● **What the task asks**
Find the string "roblox" in the listing and report every line that has it.

** Start of Record extracts **

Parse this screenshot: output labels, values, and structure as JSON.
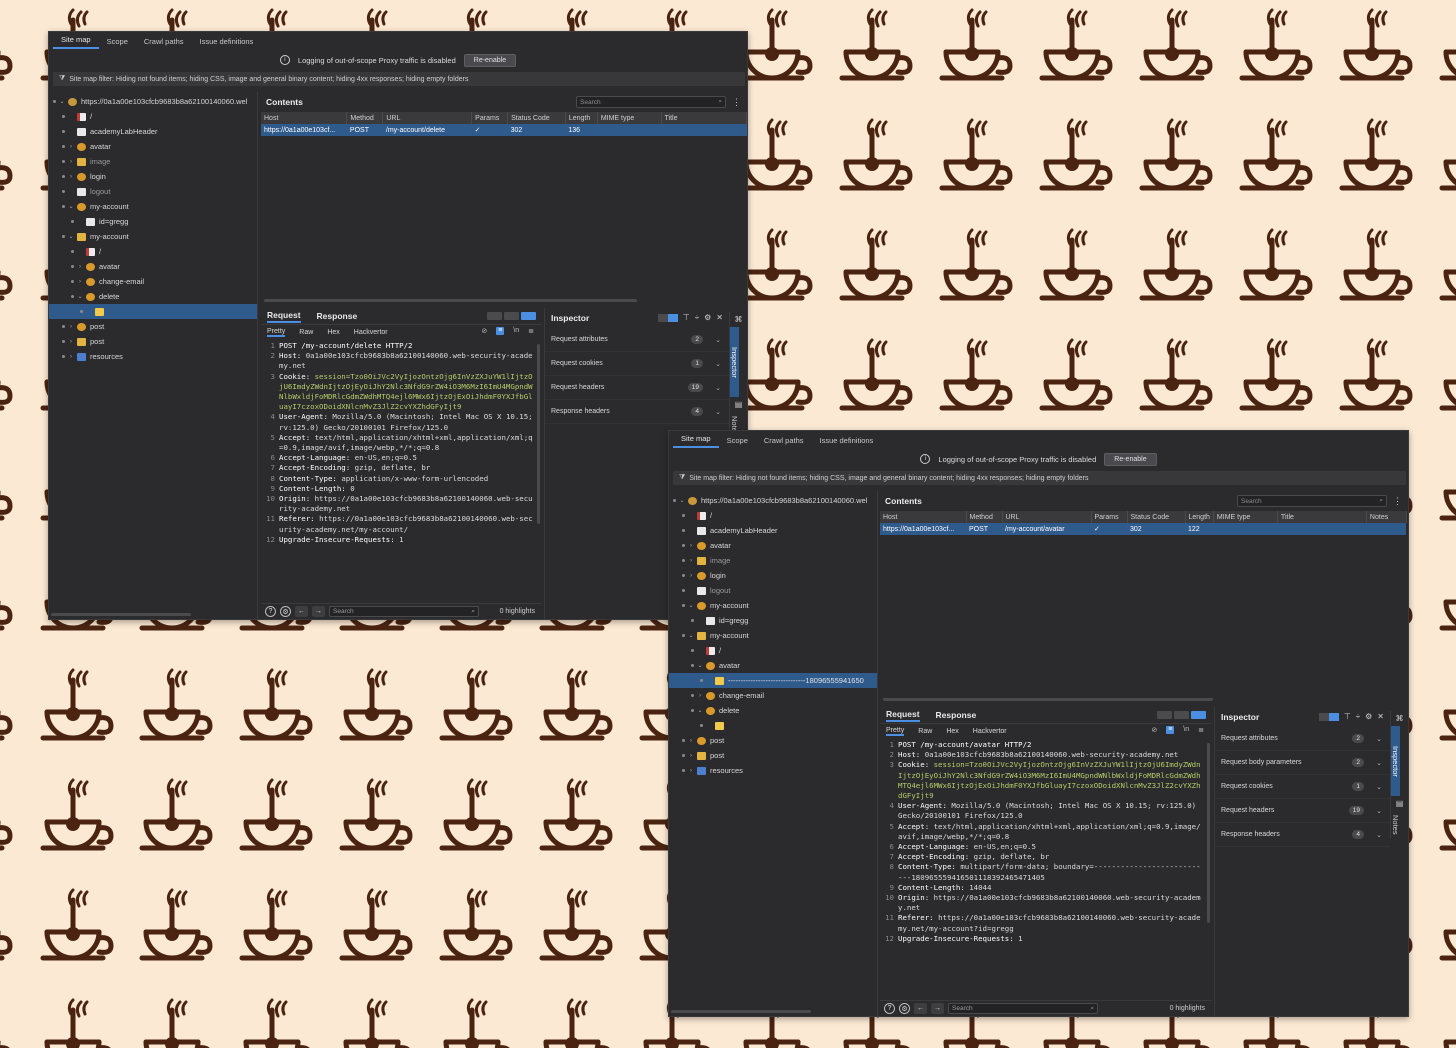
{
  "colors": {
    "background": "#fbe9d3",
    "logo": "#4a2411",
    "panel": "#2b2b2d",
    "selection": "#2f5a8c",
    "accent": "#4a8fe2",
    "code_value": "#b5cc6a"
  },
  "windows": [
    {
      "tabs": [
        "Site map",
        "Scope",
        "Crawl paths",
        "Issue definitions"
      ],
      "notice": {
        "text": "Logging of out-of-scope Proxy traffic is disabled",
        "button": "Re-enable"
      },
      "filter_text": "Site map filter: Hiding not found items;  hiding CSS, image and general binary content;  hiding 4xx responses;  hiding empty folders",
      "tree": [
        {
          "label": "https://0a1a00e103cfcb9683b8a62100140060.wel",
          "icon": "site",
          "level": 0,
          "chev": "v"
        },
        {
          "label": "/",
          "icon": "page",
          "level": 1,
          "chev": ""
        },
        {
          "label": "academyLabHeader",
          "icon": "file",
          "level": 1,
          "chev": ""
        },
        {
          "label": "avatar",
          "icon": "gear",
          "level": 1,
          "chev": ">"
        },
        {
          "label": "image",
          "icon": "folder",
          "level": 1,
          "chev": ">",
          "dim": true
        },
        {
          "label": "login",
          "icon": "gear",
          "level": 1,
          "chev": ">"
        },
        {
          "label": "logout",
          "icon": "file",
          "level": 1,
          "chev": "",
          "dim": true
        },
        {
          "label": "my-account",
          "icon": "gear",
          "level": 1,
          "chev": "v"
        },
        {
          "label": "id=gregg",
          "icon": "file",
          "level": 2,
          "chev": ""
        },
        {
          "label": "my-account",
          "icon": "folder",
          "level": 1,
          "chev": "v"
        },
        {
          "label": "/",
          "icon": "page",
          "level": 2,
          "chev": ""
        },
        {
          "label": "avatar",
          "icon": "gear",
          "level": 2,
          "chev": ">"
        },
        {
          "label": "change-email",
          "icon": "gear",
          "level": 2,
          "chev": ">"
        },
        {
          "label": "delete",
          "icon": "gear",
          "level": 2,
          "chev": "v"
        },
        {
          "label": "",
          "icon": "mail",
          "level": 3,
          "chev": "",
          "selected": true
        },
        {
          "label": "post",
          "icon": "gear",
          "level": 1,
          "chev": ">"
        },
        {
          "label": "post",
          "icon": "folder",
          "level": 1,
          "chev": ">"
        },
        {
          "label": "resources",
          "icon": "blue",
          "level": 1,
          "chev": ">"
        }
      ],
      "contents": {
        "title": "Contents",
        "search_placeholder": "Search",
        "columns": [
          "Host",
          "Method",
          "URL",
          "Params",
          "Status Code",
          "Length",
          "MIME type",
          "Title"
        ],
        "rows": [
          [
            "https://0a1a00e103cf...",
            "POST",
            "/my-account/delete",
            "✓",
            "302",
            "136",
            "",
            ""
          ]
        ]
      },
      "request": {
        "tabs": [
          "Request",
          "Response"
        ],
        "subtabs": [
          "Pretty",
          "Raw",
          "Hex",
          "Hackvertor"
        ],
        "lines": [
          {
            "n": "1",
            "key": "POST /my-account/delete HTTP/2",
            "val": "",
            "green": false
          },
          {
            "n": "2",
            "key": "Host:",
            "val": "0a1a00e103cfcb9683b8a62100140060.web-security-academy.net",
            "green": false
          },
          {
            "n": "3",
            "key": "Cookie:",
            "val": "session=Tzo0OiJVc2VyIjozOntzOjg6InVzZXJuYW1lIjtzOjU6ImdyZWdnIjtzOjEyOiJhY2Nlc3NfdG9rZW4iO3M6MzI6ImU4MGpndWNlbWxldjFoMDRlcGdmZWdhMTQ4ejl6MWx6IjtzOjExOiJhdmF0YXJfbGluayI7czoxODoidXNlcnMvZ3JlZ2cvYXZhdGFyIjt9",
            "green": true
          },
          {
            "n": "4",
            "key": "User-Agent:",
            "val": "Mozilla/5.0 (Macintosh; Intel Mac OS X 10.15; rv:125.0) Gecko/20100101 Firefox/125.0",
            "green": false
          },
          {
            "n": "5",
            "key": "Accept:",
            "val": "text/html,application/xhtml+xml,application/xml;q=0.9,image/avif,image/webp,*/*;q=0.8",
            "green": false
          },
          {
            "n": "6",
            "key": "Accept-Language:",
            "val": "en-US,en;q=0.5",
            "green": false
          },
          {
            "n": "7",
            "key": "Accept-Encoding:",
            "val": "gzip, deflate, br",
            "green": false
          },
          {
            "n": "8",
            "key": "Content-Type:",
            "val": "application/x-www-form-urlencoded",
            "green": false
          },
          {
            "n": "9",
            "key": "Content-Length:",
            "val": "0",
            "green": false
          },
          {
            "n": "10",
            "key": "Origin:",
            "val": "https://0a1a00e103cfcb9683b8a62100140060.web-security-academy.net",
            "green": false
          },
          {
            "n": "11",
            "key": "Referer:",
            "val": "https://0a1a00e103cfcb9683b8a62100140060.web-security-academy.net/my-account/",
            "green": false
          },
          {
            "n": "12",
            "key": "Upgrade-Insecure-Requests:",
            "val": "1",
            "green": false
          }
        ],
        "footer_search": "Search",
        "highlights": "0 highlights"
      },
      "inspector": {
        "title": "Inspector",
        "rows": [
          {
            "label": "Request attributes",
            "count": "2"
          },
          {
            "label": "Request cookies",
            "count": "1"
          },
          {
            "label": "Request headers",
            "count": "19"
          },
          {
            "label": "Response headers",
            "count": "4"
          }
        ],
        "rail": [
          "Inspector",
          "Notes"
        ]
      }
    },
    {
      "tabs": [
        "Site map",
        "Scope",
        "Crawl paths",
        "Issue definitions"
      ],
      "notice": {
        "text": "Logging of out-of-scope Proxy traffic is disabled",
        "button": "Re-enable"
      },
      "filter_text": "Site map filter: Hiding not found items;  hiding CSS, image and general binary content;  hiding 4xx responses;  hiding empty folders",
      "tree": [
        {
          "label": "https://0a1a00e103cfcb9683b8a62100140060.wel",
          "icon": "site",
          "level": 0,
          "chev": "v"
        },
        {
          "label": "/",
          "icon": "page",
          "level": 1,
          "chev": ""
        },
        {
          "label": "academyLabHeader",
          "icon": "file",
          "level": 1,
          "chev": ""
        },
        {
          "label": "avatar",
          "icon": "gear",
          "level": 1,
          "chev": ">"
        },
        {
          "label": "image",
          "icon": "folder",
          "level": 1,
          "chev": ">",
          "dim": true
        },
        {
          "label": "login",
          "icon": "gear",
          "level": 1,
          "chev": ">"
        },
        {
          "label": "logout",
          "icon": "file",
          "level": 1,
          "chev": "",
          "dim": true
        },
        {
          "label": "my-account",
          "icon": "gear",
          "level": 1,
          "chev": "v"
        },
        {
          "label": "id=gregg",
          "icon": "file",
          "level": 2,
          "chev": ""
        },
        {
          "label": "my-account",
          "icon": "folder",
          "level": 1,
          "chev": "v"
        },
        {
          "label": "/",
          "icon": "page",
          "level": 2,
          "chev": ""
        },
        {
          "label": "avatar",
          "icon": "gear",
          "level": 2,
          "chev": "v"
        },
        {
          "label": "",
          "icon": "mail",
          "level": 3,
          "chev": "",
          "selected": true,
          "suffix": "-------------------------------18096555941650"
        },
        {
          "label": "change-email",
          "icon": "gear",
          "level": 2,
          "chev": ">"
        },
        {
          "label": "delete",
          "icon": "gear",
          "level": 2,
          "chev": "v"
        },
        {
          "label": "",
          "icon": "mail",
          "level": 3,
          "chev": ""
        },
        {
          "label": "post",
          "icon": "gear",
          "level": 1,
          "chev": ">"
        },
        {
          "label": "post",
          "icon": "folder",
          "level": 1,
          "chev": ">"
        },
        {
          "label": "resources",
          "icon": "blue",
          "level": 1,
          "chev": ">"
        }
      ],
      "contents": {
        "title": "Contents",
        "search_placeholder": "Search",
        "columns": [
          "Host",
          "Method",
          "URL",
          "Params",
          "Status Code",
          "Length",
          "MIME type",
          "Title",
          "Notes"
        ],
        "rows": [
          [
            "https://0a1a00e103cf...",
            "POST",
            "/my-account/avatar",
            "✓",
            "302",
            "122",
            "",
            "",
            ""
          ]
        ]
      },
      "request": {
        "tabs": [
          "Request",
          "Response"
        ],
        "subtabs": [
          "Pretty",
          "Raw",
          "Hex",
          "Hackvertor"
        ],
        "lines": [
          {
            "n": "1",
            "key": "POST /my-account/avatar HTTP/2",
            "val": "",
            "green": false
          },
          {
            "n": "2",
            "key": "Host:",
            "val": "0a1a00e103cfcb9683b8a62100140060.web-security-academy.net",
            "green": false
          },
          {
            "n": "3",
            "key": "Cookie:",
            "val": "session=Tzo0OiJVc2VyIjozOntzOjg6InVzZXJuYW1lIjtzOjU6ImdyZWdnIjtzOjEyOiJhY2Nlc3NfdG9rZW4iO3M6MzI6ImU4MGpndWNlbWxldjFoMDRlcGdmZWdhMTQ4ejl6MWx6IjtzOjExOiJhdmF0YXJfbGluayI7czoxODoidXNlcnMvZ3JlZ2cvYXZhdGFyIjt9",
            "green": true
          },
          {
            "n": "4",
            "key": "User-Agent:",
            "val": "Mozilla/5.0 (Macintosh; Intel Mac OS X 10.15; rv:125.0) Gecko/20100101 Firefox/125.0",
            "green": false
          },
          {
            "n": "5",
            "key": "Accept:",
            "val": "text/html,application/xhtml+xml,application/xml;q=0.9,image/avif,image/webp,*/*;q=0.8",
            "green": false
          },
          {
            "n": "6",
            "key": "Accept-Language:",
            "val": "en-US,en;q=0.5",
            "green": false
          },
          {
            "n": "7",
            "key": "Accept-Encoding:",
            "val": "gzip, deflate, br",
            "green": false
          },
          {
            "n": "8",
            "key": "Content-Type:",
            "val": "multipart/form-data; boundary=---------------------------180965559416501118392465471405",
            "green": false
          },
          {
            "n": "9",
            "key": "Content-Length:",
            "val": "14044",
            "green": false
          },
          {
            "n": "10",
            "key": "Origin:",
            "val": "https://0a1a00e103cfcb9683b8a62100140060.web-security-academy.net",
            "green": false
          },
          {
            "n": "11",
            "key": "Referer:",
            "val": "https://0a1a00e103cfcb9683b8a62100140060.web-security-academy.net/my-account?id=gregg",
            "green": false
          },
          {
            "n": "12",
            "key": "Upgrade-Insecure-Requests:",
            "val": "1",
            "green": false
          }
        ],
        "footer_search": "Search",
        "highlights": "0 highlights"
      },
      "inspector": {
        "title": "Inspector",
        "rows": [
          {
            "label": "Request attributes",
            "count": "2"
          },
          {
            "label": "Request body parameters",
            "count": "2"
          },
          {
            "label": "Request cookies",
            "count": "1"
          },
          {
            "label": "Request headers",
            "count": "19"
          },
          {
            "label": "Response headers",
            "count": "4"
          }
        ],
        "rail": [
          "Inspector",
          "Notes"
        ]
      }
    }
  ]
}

** End of Record extracts **
** Start of Record extracts **

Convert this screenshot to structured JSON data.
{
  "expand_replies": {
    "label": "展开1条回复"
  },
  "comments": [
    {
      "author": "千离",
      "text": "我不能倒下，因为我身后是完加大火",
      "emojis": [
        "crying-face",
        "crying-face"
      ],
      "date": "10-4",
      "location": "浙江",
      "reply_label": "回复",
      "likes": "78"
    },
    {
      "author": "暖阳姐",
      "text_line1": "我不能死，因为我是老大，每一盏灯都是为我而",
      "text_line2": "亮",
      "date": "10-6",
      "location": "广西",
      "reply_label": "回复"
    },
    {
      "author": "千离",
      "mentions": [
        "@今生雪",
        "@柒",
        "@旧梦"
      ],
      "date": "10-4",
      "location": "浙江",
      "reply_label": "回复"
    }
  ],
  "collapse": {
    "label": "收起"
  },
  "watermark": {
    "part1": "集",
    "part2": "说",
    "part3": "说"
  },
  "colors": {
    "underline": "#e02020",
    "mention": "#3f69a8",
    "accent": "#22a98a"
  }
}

** End of Record extracts **
** Start of Record extracts **

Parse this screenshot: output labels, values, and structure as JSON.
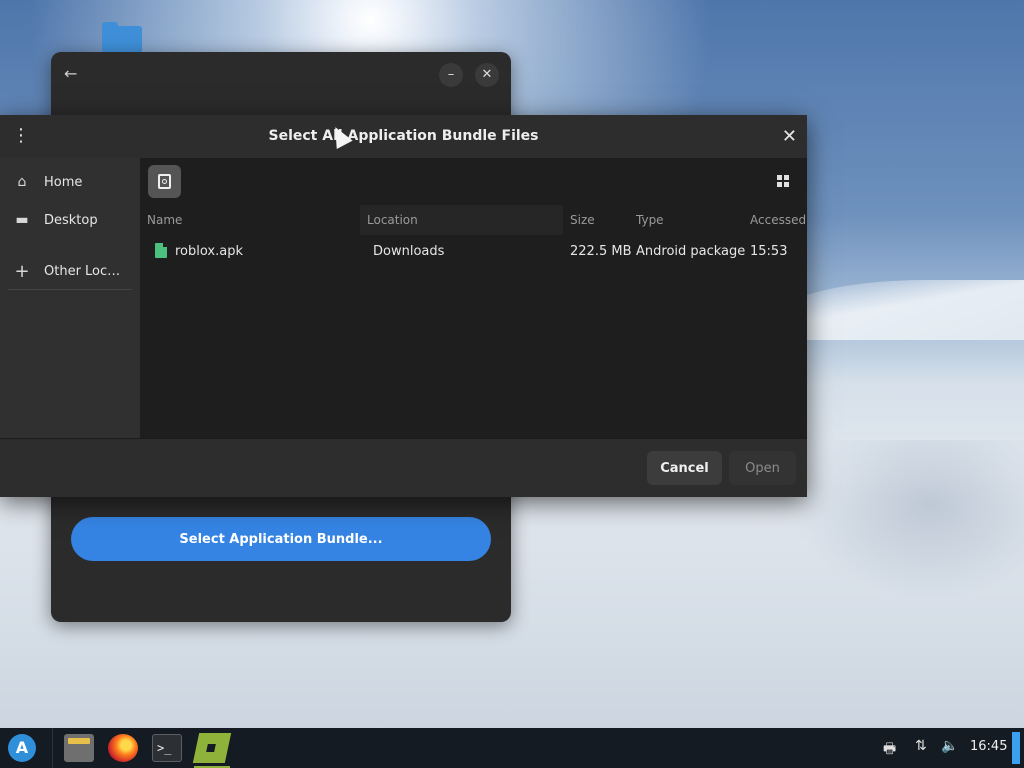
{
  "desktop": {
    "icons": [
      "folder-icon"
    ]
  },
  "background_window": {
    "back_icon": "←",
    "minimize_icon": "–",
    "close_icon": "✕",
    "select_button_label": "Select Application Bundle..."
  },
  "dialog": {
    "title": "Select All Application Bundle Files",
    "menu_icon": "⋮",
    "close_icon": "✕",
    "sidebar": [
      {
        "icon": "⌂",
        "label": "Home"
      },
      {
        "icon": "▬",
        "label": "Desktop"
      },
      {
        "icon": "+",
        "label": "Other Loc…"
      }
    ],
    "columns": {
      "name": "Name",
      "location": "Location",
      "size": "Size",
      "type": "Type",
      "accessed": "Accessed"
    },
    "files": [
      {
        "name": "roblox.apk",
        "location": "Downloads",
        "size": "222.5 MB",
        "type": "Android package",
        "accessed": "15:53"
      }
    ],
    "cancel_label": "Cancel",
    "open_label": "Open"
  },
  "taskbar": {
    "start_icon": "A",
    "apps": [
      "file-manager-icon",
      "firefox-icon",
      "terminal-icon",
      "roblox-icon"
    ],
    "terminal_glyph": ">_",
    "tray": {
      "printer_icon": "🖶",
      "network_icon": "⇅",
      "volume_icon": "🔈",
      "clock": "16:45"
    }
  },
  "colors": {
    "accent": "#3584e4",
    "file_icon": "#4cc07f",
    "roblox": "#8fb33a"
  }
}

** End of Record extracts **

● **Full answer**
        "name": "roblox.apk",
      "roblox-icon"
    "roblox": "#8fb33a"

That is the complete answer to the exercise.